# Task requirements
Could you write out every record below exactly, leaving out any pictures?

──────── Items ────────

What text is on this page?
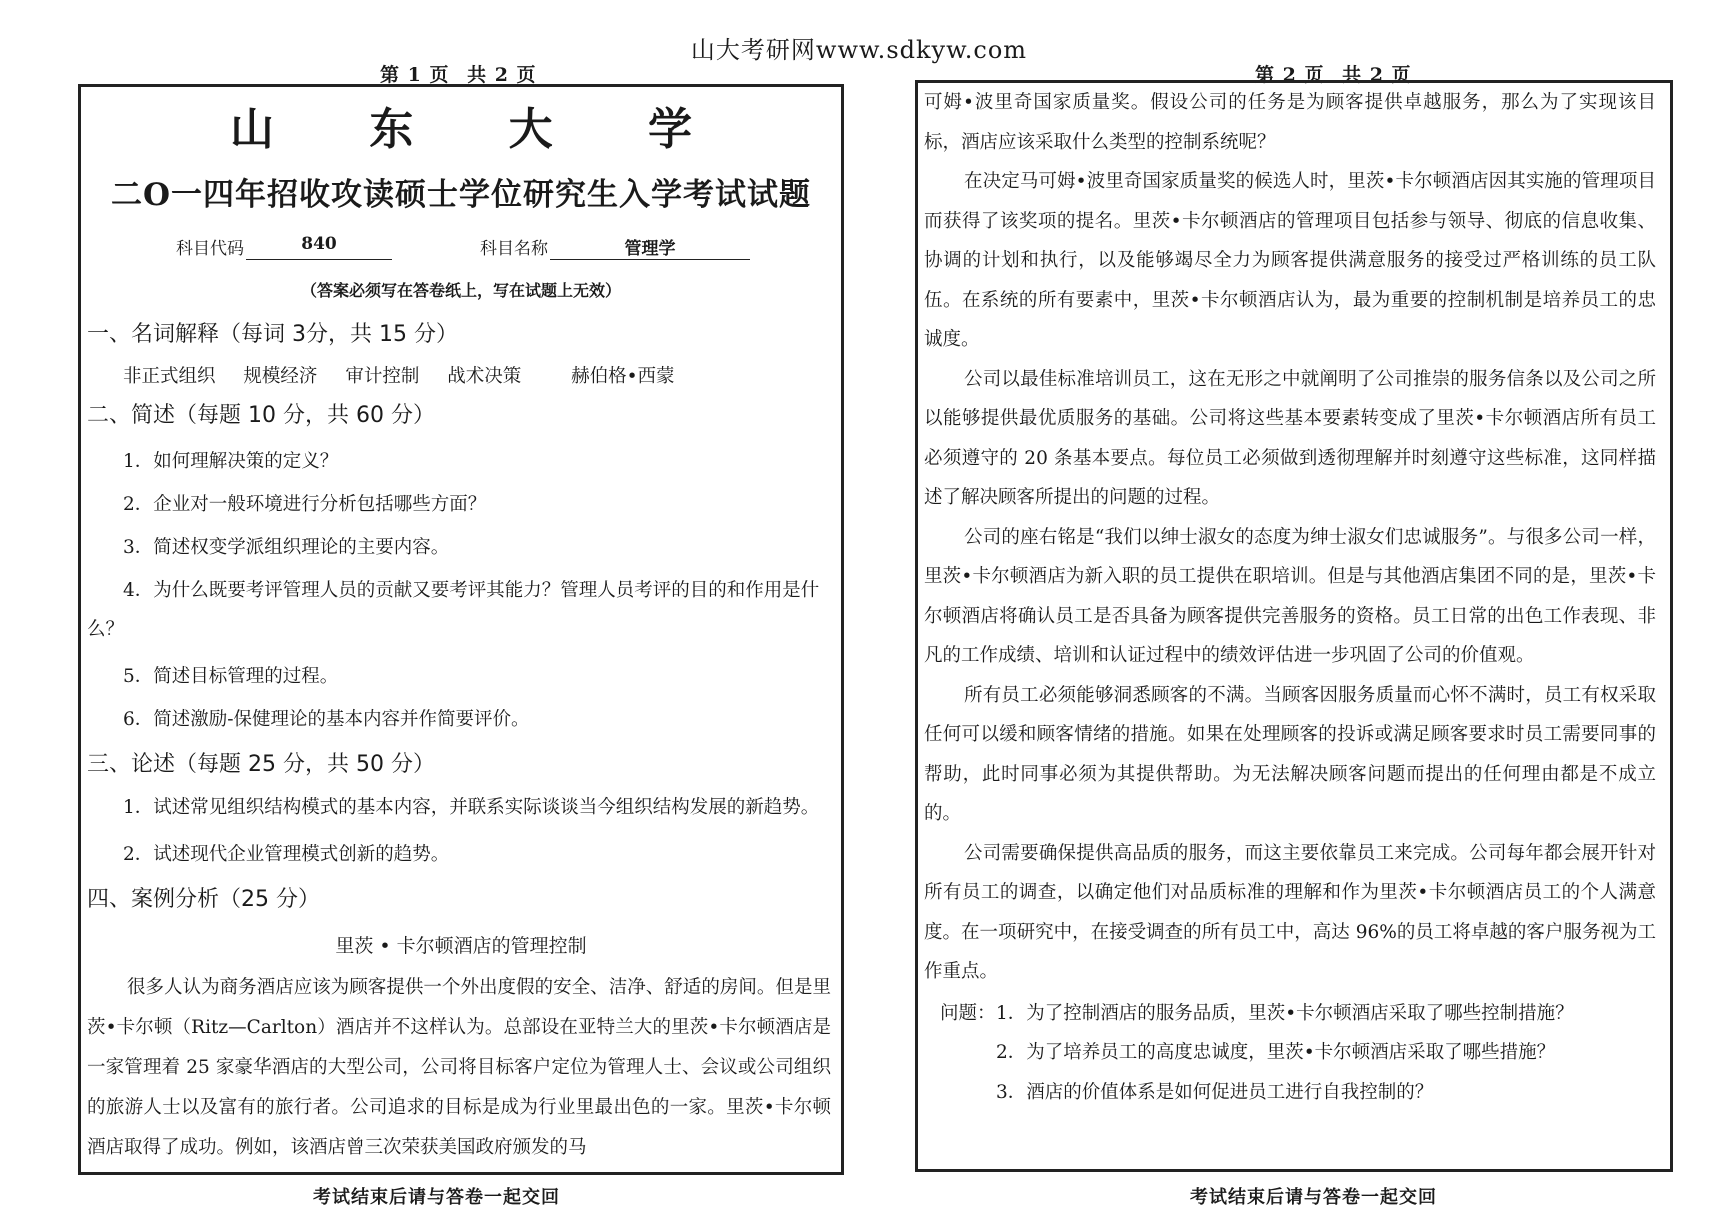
山大考研网www.sdkyw.com
第 1 页 共 2 页	第 2 页 共 2 页
山 东 大 学
二O一四年招收攻读硕士学位研究生入学考试试题
科目代码	840	科目名称	管理学
（答案必须写在答卷纸上，写在试题上无效）
一、名词解释（每词 3分，共 15 分）
非正式组织 规模经济 审计控制 战术决策	赫伯格•西蒙
二、简述（每题 10 分，共 60 分）
1．如何理解决策的定义？
2．企业对一般环境进行分析包括哪些方面？
3．简述权变学派组织理论的主要内容。
4．为什么既要考评管理人员的贡献又要考评其能力？管理人员考评的目的和作用是什么？
5．简述目标管理的过程。
6．简述激励-保健理论的基本内容并作简要评价。
三、论述（每题 25 分，共 50 分）
1．试述常见组织结构模式的基本内容，并联系实际谈谈当今组织结构发展的新趋势。
2．试述现代企业管理模式创新的趋势。
四、案例分析（25 分）
里茨 • 卡尔顿酒店的管理控制
很多人认为商务酒店应该为顾客提供一个外出度假的安全、洁净、舒适的房间。但是里茨•卡尔顿（Ritz—Carlton）酒店并不这样认为。总部设在亚特兰大的里茨•卡尔顿酒店是一家管理着 25 家豪华酒店的大型公司，公司将目标客户定位为管理人士、会议或公司组织的旅游人士以及富有的旅行者。公司追求的目标是成为行业里最出色的一家。里茨•卡尔顿酒店取得了成功。例如，该酒店曾三次荣获美国政府颁发的马
考试结束后请与答卷一起交回

可姆•波里奇国家质量奖。假设公司的任务是为顾客提供卓越服务，那么为了实现该目标，酒店应该采取什么类型的控制系统呢？

在决定马可姆•波里奇国家质量奖的候选人时，里茨•卡尔顿酒店因其实施的管理项目而获得了该奖项的提名。里茨•卡尔顿酒店的管理项目包括参与领导、彻底的信息收集、协调的计划和执行，以及能够竭尽全力为顾客提供满意服务的接受过严格训练的员工队伍。在系统的所有要素中，里茨•卡尔顿酒店认为，最为重要的控制机制是培养员工的忠诚度。

公司以最佳标准培训员工，这在无形之中就阐明了公司推崇的服务信条以及公司之所以能够提供最优质服务的基础。公司将这些基本要素转变成了里茨•卡尔顿酒店所有员工必须遵守的 20 条基本要点。每位员工必须做到透彻理解并时刻遵守这些标准，这同样描述了解决顾客所提出的问题的过程。

公司的座右铭是“我们以绅士淑女的态度为绅士淑女们忠诚服务”。与很多公司一样，里茨•卡尔顿酒店为新入职的员工提供在职培训。但是与其他酒店集团不同的是，里茨•卡尔顿酒店将确认员工是否具备为顾客提供完善服务的资格。员工日常的出色工作表现、非凡的工作成绩、培训和认证过程中的绩效评估进一步巩固了公司的价值观。

所有员工必须能够洞悉顾客的不满。当顾客因服务质量而心怀不满时，员工有权采取任何可以缓和顾客情绪的措施。如果在处理顾客的投诉或满足顾客要求时员工需要同事的帮助，此时同事必须为其提供帮助。为无法解决顾客问题而提出的任何理由都是不成立的。

公司需要确保提供高品质的服务，而这主要依靠员工来完成。公司每年都会展开针对所有员工的调查，以确定他们对品质标准的理解和作为里茨•卡尔顿酒店员工的个人满意度。在一项研究中，在接受调查的所有员工中，高达 96%的员工将卓越的客户服务视为工作重点。

问题： 1．为了控制酒店的服务品质，里茨•卡尔顿酒店采取了哪些控制措施？
2．为了培养员工的高度忠诚度，里茨•卡尔顿酒店采取了哪些措施？
3．酒店的价值体系是如何促进员工进行自我控制的？
考试结束后请与答卷一起交回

────────

# Exercise output
What text is on this page?
山大考研网www.sdkyw.com
第 1 页 共 2 页	第 2 页 共 2 页
山 东 大 学
二O一四年招收攻读硕士学位研究生入学考试试题
科目代码	840	科目名称	管理学
（答案必须写在答卷纸上，写在试题上无效）
一、名词解释（每词 3分，共 15 分）
非正式组织 规模经济 审计控制 战术决策	赫伯格•西蒙
二、简述（每题 10 分，共 60 分）
1．如何理解决策的定义？
2．企业对一般环境进行分析包括哪些方面？
3．简述权变学派组织理论的主要内容。
4．为什么既要考评管理人员的贡献又要考评其能力？管理人员考评的目的和作用是什么？
5．简述目标管理的过程。
6．简述激励-保健理论的基本内容并作简要评价。
三、论述（每题 25 分，共 50 分）
1．试述常见组织结构模式的基本内容，并联系实际谈谈当今组织结构发展的新趋势。
2．试述现代企业管理模式创新的趋势。
四、案例分析（25 分）
里茨 • 卡尔顿酒店的管理控制
很多人认为商务酒店应该为顾客提供一个外出度假的安全、洁净、舒适的房间。但是里茨•卡尔顿（Ritz—Carlton）酒店并不这样认为。总部设在亚特兰大的里茨•卡尔顿酒店是一家管理着 25 家豪华酒店的大型公司，公司将目标客户定位为管理人士、会议或公司组织的旅游人士以及富有的旅行者。公司追求的目标是成为行业里最出色的一家。里茨•卡尔顿酒店取得了成功。例如，该酒店曾三次荣获美国政府颁发的马
考试结束后请与答卷一起交回

可姆•波里奇国家质量奖。假设公司的任务是为顾客提供卓越服务，那么为了实现该目标，酒店应该采取什么类型的控制系统呢？

在决定马可姆•波里奇国家质量奖的候选人时，里茨•卡尔顿酒店因其实施的管理项目而获得了该奖项的提名。里茨•卡尔顿酒店的管理项目包括参与领导、彻底的信息收集、协调的计划和执行，以及能够竭尽全力为顾客提供满意服务的接受过严格训练的员工队伍。在系统的所有要素中，里茨•卡尔顿酒店认为，最为重要的控制机制是培养员工的忠诚度。

公司以最佳标准培训员工，这在无形之中就阐明了公司推崇的服务信条以及公司之所以能够提供最优质服务的基础。公司将这些基本要素转变成了里茨•卡尔顿酒店所有员工必须遵守的 20 条基本要点。每位员工必须做到透彻理解并时刻遵守这些标准，这同样描述了解决顾客所提出的问题的过程。

公司的座右铭是“我们以绅士淑女的态度为绅士淑女们忠诚服务”。与很多公司一样，里茨•卡尔顿酒店为新入职的员工提供在职培训。但是与其他酒店集团不同的是，里茨•卡尔顿酒店将确认员工是否具备为顾客提供完善服务的资格。员工日常的出色工作表现、非凡的工作成绩、培训和认证过程中的绩效评估进一步巩固了公司的价值观。

所有员工必须能够洞悉顾客的不满。当顾客因服务质量而心怀不满时，员工有权采取任何可以缓和顾客情绪的措施。如果在处理顾客的投诉或满足顾客要求时员工需要同事的帮助，此时同事必须为其提供帮助。为无法解决顾客问题而提出的任何理由都是不成立的。

公司需要确保提供高品质的服务，而这主要依靠员工来完成。公司每年都会展开针对所有员工的调查，以确定他们对品质标准的理解和作为里茨•卡尔顿酒店员工的个人满意度。在一项研究中，在接受调查的所有员工中，高达 96%的员工将卓越的客户服务视为工作重点。

问题： 1．为了控制酒店的服务品质，里茨•卡尔顿酒店采取了哪些控制措施？
2．为了培养员工的高度忠诚度，里茨•卡尔顿酒店采取了哪些措施？
3．酒店的价值体系是如何促进员工进行自我控制的？
考试结束后请与答卷一起交回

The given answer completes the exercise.